* Instruction
Set down the full listing exactly, character for character.
───── Dataset rows ─────
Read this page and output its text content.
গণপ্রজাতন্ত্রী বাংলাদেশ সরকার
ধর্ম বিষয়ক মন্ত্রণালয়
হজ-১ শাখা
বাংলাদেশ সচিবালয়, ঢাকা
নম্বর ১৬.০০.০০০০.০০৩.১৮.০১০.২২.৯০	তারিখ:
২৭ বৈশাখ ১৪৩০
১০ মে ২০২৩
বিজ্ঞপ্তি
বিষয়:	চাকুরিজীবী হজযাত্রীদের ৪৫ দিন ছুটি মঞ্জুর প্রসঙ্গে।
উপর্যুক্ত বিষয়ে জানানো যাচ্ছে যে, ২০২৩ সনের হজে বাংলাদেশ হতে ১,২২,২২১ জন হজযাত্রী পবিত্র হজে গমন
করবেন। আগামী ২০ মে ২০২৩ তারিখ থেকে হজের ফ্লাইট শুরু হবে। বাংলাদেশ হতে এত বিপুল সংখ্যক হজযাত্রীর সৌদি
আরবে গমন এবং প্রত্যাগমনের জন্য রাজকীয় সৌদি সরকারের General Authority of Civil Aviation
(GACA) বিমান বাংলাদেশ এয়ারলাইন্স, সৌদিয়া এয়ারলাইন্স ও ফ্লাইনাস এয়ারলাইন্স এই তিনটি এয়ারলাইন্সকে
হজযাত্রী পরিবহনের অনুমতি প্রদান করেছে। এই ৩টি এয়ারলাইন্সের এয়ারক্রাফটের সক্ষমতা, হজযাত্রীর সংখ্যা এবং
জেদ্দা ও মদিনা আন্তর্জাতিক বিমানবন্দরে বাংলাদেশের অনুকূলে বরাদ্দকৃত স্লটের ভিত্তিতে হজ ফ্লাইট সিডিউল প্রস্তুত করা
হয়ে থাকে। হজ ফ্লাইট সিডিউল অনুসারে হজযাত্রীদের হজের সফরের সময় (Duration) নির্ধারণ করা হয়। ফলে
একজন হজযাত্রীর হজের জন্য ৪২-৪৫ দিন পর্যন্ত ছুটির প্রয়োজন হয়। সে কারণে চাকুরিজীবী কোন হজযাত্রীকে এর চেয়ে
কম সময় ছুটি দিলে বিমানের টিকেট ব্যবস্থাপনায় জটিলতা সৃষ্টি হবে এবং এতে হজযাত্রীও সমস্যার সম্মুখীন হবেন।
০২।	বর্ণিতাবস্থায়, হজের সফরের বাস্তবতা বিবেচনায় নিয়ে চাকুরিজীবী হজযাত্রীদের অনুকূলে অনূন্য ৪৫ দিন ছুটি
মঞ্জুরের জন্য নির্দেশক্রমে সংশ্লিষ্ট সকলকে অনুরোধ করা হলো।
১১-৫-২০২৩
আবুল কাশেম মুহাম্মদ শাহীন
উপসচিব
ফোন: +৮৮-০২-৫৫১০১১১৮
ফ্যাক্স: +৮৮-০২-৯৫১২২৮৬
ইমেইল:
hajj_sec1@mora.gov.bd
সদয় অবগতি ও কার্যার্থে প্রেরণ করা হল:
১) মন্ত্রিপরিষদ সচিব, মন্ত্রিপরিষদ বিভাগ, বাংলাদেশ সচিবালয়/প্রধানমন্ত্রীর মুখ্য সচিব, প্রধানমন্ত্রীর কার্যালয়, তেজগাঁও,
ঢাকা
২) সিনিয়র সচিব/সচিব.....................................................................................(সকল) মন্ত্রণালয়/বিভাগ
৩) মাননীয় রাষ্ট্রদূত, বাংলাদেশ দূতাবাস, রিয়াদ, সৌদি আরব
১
─────
* Exercise output
Read this page and output its text content.
গণপ্রজাতন্ত্রী বাংলাদেশ সরকার
ধর্ম বিষয়ক মন্ত্রণালয়
হজ-১ শাখা
বাংলাদেশ সচিবালয়, ঢাকা
নম্বর ১৬.০০.০০০০.০০৩.১৮.০১০.২২.৯০	তারিখ:
২৭ বৈশাখ ১৪৩০
১০ মে ২০২৩
বিজ্ঞপ্তি
বিষয়:	চাকুরিজীবী হজযাত্রীদের ৪৫ দিন ছুটি মঞ্জুর প্রসঙ্গে।
উপর্যুক্ত বিষয়ে জানানো যাচ্ছে যে, ২০২৩ সনের হজে বাংলাদেশ হতে ১,২২,২২১ জন হজযাত্রী পবিত্র হজে গমন
করবেন। আগামী ২০ মে ২০২৩ তারিখ থেকে হজের ফ্লাইট শুরু হবে। বাংলাদেশ হতে এত বিপুল সংখ্যক হজযাত্রীর সৌদি
আরবে গমন এবং প্রত্যাগমনের জন্য রাজকীয় সৌদি সরকারের General Authority of Civil Aviation
(GACA) বিমান বাংলাদেশ এয়ারলাইন্স, সৌদিয়া এয়ারলাইন্স ও ফ্লাইনাস এয়ারলাইন্স এই তিনটি এয়ারলাইন্সকে
হজযাত্রী পরিবহনের অনুমতি প্রদান করেছে। এই ৩টি এয়ারলাইন্সের এয়ারক্রাফটের সক্ষমতা, হজযাত্রীর সংখ্যা এবং
জেদ্দা ও মদিনা আন্তর্জাতিক বিমানবন্দরে বাংলাদেশের অনুকূলে বরাদ্দকৃত স্লটের ভিত্তিতে হজ ফ্লাইট সিডিউল প্রস্তুত করা
হয়ে থাকে। হজ ফ্লাইট সিডিউল অনুসারে হজযাত্রীদের হজের সফরের সময় (Duration) নির্ধারণ করা হয়। ফলে
একজন হজযাত্রীর হজের জন্য ৪২-৪৫ দিন পর্যন্ত ছুটির প্রয়োজন হয়। সে কারণে চাকুরিজীবী কোন হজযাত্রীকে এর চেয়ে
কম সময় ছুটি দিলে বিমানের টিকেট ব্যবস্থাপনায় জটিলতা সৃষ্টি হবে এবং এতে হজযাত্রীও সমস্যার সম্মুখীন হবেন।
০২।	বর্ণিতাবস্থায়, হজের সফরের বাস্তবতা বিবেচনায় নিয়ে চাকুরিজীবী হজযাত্রীদের অনুকূলে অনূন্য ৪৫ দিন ছুটি
মঞ্জুরের জন্য নির্দেশক্রমে সংশ্লিষ্ট সকলকে অনুরোধ করা হলো।
১১-৫-২০২৩
আবুল কাশেম মুহাম্মদ শাহীন
উপসচিব
ফোন: +৮৮-০২-৫৫১০১১১৮
ফ্যাক্স: +৮৮-০২-৯৫১২২৮৬
ইমেইল:
hajj_sec1@mora.gov.bd
সদয় অবগতি ও কার্যার্থে প্রেরণ করা হল:
১) মন্ত্রিপরিষদ সচিব, মন্ত্রিপরিষদ বিভাগ, বাংলাদেশ সচিবালয়/প্রধানমন্ত্রীর মুখ্য সচিব, প্রধানমন্ত্রীর কার্যালয়, তেজগাঁও,
ঢাকা
২) সিনিয়র সচিব/সচিব.....................................................................................(সকল) মন্ত্রণালয়/বিভাগ
৩) মাননীয় রাষ্ট্রদূত, বাংলাদেশ দূতাবাস, রিয়াদ, সৌদি আরব
১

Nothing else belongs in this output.